The request –
For the copy, please give all of the data again exactly and leave the pictures out.

* BEGIN Supplied entries *

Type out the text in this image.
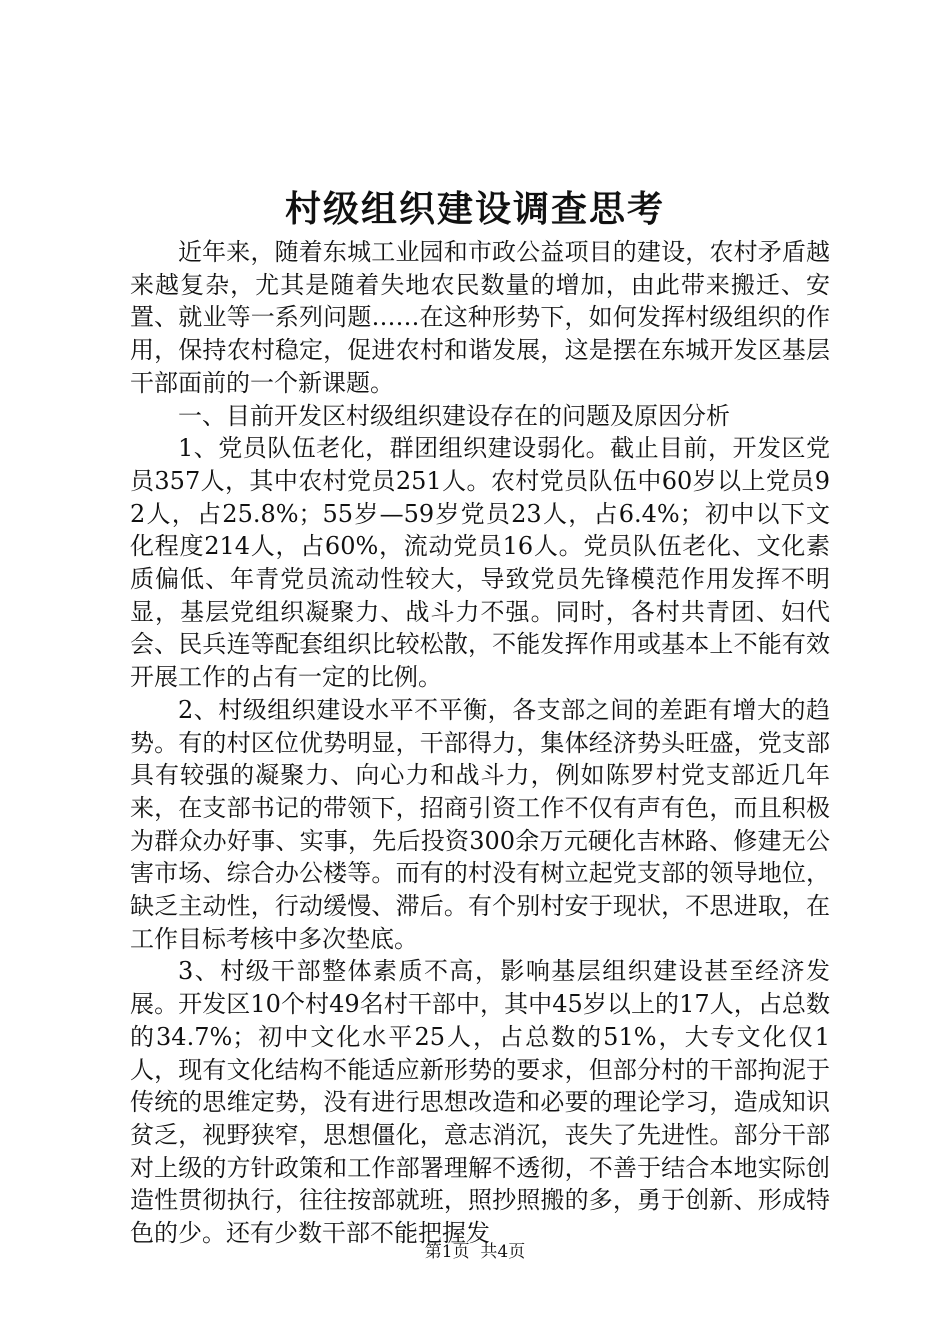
村级组织建设调查思考

近年来，随着东城工业园和市政公益项目的建设，农村矛盾越来越复杂，尤其是随着失地农民数量的增加，由此带来搬迁、安置、就业等一系列问题……在这种形势下，如何发挥村级组织的作用，保持农村稳定，促进农村和谐发展，这是摆在东城开发区基层干部面前的一个新课题。

一、目前开发区村级组织建设存在的问题及原因分析

1、党员队伍老化，群团组织建设弱化。截止目前，开发区党员357人，其中农村党员251人。农村党员队伍中60岁以上党员92人，占25.8%；55岁—59岁党员23人，占6.4%；初中以下文化程度214人，占60%，流动党员16人。党员队伍老化、文化素质偏低、年青党员流动性较大，导致党员先锋模范作用发挥不明显，基层党组织凝聚力、战斗力不强。同时，各村共青团、妇代会、民兵连等配套组织比较松散，不能发挥作用或基本上不能有效开展工作的占有一定的比例。

2、村级组织建设水平不平衡，各支部之间的差距有增大的趋势。有的村区位优势明显，干部得力，集体经济势头旺盛，党支部具有较强的凝聚力、向心力和战斗力，例如陈罗村党支部近几年来，在支部书记的带领下，招商引资工作不仅有声有色，而且积极为群众办好事、实事，先后投资300余万元硬化吉林路、修建无公害市场、综合办公楼等。而有的村没有树立起党支部的领导地位，缺乏主动性，行动缓慢、滞后。有个别村安于现状，不思进取，在工作目标考核中多次垫底。

3、村级干部整体素质不高，影响基层组织建设甚至经济发展。开发区10个村49名村干部中，其中45岁以上的17人，占总数的34.7%；初中文化水平25人，占总数的51%，大专文化仅1人，现有文化结构不能适应新形势的要求，但部分村的干部拘泥于传统的思维定势，没有进行思想改造和必要的理论学习，造成知识贫乏，视野狭窄，思想僵化，意志消沉，丧失了先进性。部分干部对上级的方针政策和工作部署理解不透彻，不善于结合本地实际创造性贯彻执行，往往按部就班，照抄照搬的多，勇于创新、形成特色的少。还有少数干部不能把握发

第1页 共4页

* END Supplied entries *

Response below –
Type out the text in this image.
村级组织建设调查思考

近年来，随着东城工业园和市政公益项目的建设，农村矛盾越来越复杂，尤其是随着失地农民数量的增加，由此带来搬迁、安置、就业等一系列问题……在这种形势下，如何发挥村级组织的作用，保持农村稳定，促进农村和谐发展，这是摆在东城开发区基层干部面前的一个新课题。

一、目前开发区村级组织建设存在的问题及原因分析

1、党员队伍老化，群团组织建设弱化。截止目前，开发区党员357人，其中农村党员251人。农村党员队伍中60岁以上党员92人，占25.8%；55岁—59岁党员23人，占6.4%；初中以下文化程度214人，占60%，流动党员16人。党员队伍老化、文化素质偏低、年青党员流动性较大，导致党员先锋模范作用发挥不明显，基层党组织凝聚力、战斗力不强。同时，各村共青团、妇代会、民兵连等配套组织比较松散，不能发挥作用或基本上不能有效开展工作的占有一定的比例。

2、村级组织建设水平不平衡，各支部之间的差距有增大的趋势。有的村区位优势明显，干部得力，集体经济势头旺盛，党支部具有较强的凝聚力、向心力和战斗力，例如陈罗村党支部近几年来，在支部书记的带领下，招商引资工作不仅有声有色，而且积极为群众办好事、实事，先后投资300余万元硬化吉林路、修建无公害市场、综合办公楼等。而有的村没有树立起党支部的领导地位，缺乏主动性，行动缓慢、滞后。有个别村安于现状，不思进取，在工作目标考核中多次垫底。

3、村级干部整体素质不高，影响基层组织建设甚至经济发展。开发区10个村49名村干部中，其中45岁以上的17人，占总数的34.7%；初中文化水平25人，占总数的51%，大专文化仅1人，现有文化结构不能适应新形势的要求，但部分村的干部拘泥于传统的思维定势，没有进行思想改造和必要的理论学习，造成知识贫乏，视野狭窄，思想僵化，意志消沉，丧失了先进性。部分干部对上级的方针政策和工作部署理解不透彻，不善于结合本地实际创造性贯彻执行，往往按部就班，照抄照搬的多，勇于创新、形成特色的少。还有少数干部不能把握发

第1页 共4页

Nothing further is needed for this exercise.